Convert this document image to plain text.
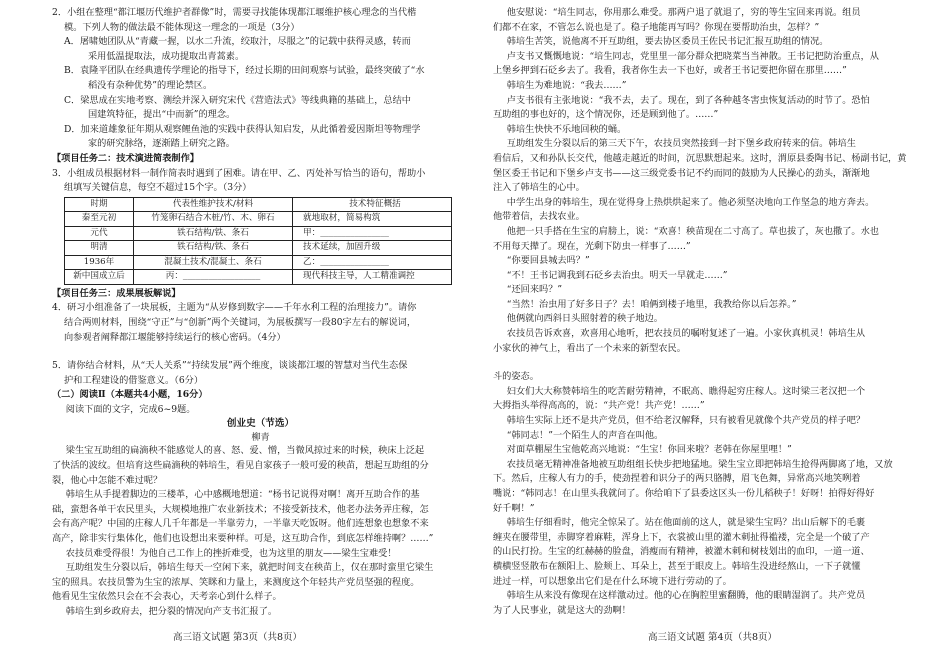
2．小组在整理“都江堰历代维护者群像”时，需要寻找能体现都江堰维护核心理念的当代楷

模。下列人物的做法最不能体现这一理念的一项是（3分）

A．屠啸她团队从“青藏一握，以水二升流，绞取汁，尽服之”的记载中获得灵感，转而

采用低温提取法，成功提取出青蒿素。

B．袁隆平团队在经典遗传学理论的指导下，经过长期的田间观察与试验，最终突破了“水

稻没有杂种优势”的理论禁区。

C．梁思成在实地考察、测绘并深入研究宋代《营造法式》等线典籍的基础上，总结中

国建筑特征，提出“中而新”的理念。

D．加来道雄象征年期从观察鲤鱼池的实践中获得认知启发，从此循着爱因斯坦等物理学

家的研究脉络，逐渐踏上研究之路。

【项目任务二：技术演进简表制作】

3．小组成员根据材料一制作简表时遇到了困难。请在甲、乙、丙处补写恰当的语句，帮助小

组填写关键信息，每空不超过15个字。（3分）

时期	代表性维护技术/材料	技术特征概括
秦至元初	竹笼卵石结合木桩/竹、木、卵石	就地取材，简易构筑
元代	铁石结构/铁、条石	甲：________________
明清	铁石结构/铁、条石	技术延续，加固升级
1936年	混凝土技术/混凝土、条石	乙：________________
新中国成立后	丙：__________________	现代科技主导，人工精准调控

【项目任务三：成果展板解说】

4．研习小组准备了一块展板，主题为“从岁修到数字——千年水利工程的治理接力”。请你

结合两则材料，围绕“守正”与“创新”两个关键词，为展板撰写一段80字左右的解说词，

向参观者阐释都江堰能够持续运行的核心密码。（4分）

5．请你结合材料，从“天人关系”“持续发展”两个维度，谈谈都江堰的智慧对当代生态保

护和工程建设的借鉴意义。（6分）

（二）阅读Ⅱ（本题共4小题，16分）

阅读下面的文字，完成6~9题。

创业史（节选）

柳青

梁生宝互助组的扁滴秧不能感觉人的喜、怒、爱、憎，当微风掠过来的时候，秧床上泛起

了快活的波纹。但培育这些扁滴秧的韩培生，看见自家孩子一般可爱的秧苗，想起互助组的分

裂，他心中怎能不难过呢？

韩培生从手提着脚边的三楼革，心中感概地想道：“杨书记说得对啊！离开互助合作的基

础，蛮想各单干农民里头，大规模地推广农业新技术；不接受新技术，他老办法务弄庄稼，怎

会有高产呢？中国的庄稼人几千年都是一半靠劳力，一半靠天吃饭呀。他们连想象也想象不来

高产，除非实行集体化，他们也设想出来要种样。可是，这互助合作，到底怎样维持啊？……”

农技员难受得很！为他自己工作上的挫折难受，也为这里的朋友——梁生宝难受！

互助组发生分裂以后，韩培生每天一空闲下来，就把时间支在秧苗上，仅在那时蛮里它梁生

宝的照具。农技员警为生宝的浓厚、笑眯和力量上，来测度这个年轻共产党员坚强的程度。

他看见生宝依然只会在不会表心，天考亲心到什么样子。

韩培生到乡政府去，把分裂的情况向产支书汇报了。

高三语文试题 第3页（共8页）

他安慰说：“培生同志，你用那么难受。那两户退了就退了，穷的等生宝回来再说。组员

们都不在家，不管怎么说也是了。稳子地能再写吗？你现在要帮助治虫，怎样？”

韩培生苦笑，说他离不开互助组，要去协区委员王佐民书记汇报互助组的情况。

卢支书又慨慨地说：“培生同志，党里里一部分群众把晓菜当当神散。王书记把防治重点，从

上堡乡押到石砭乡去了。我看，我者你生去一下也好，或者王书记要把你留在那里……”

韩培生为难地说：“我去……”

卢支书很有主张地说：“我不去，去了。现在，到了各种越冬害虫恢复活动的时节了。恐怕

互助组的事也好的，这个情况你，还是顾到他了。……”

韩培生快快不乐地回秧的蛹。

互助组发生分裂以后的第三天下午，农技员突然接到一封下堡乡政府转来的信。韩培生

看信后，又和孙队长交代，他越走越近的时间，沉思默想起来。这时，渭原县委陶书记、杨副书记，黄

堡区委王书记和下堡乡卢支书——这三级党委书记不约而同的鼓励为人民操心的劲头，渐渐地

注入了韩培生的心中。

中学生出身的韩培生，现在觉得身上热烘烘起来了。他必须坚决地向工作坚急的地方奔去。

他带着信，去找农业。

他把一只手搭在生宝的肩膀上，说：“欢喜！秧苗现在二寸高了。草也拔了，灰也撒了。水也

不用每天撵了。现在，光剩下防虫一样事了……”

“你要回县城去吗？”

“不！王书记调我到石砭乡去治虫。明天一早就走……”

“还回来吗？”

“当然！治虫用了好多日子？去！咱俩到楼子地里，我教给你以后怎养。”

他俩就向西斜日头照射着的秧子地边。

农技员告诉欢喜，欢喜用心地听，把农技员的嘱咐复述了一遍。小家伙真机灵！韩培生从

小家伙的神气上，看出了一个未来的新型农民。

斗的姿态。

妇女们大大称赞韩培生的吃苦耐劳精神，不眠高、瞧得起穷庄稼人。这时梁三老汉把一个

大拇指头举得高高的，说：“共产党！共产党！……”

韩培生实际上还不是共产党员，但不给老汉解释，只有被看见就像个共产党员的样子吧？

“韩同志！”一个陌生人的声音在叫他。

对面草棚屋生宝他乾高兴地说：“生宝！你回来啦？老韩在你屋里哩！”

农技员毫无精神准备地被互助组组长快步把地猛地。梁生宝立即把韩培生抢得两脚离了地，又放

下。然后，庄稼人有力的手，使劲捏着和识分子的两只胳膊，眉飞色舞，异常高兴地笑咧着

嘴说：“韩同志！在山里头我就问了。你给咱下了县委这区头一份儿稻秧子！好呀！拍得好得好

好千啊！”

韩培生仔细看时，他完全惊呆了。站在他面前的这人，就是梁生宝吗？出山后解下的毛裹

缠夹在腰带里，赤脚穿着麻鞋，浑身上下，衣裳被山里的灌木刺扯得褴褛，完全是一个破了产

的山民打扮。生宝的红赫赫的脸盘，消瘦而有精神，被灌木刺和树枝划出的血印，一道一道、

横横竖竖散布在额阳上、脸颊上、耳朵上，甚至于眼皮上。韩培生没进经熬山，一下子就懂

进过一样，可以想象出它们是在什么环境下进行劳动的了。

韩培生从来没有像现在这样激动过。他的心在胸腔里蜜翻腾，他的眼睛湿润了。共产党员

为了人民事业，就是这大的劲啊！

高三语文试题 第4页（共8页）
────────────────────
## WHAT THE TASK ASKS
Gather and copy every line of the data in which the string "培生同志" is found.

## RESULT OF THE TASK
他安慰说：“培生同志，你用那么难受。那两户退了就退了，穷的等生宝回来再说。组员
卢支书又慨慨地说：“培生同志，党里里一部分群众把晓菜当当神散。王书记把防治重点，从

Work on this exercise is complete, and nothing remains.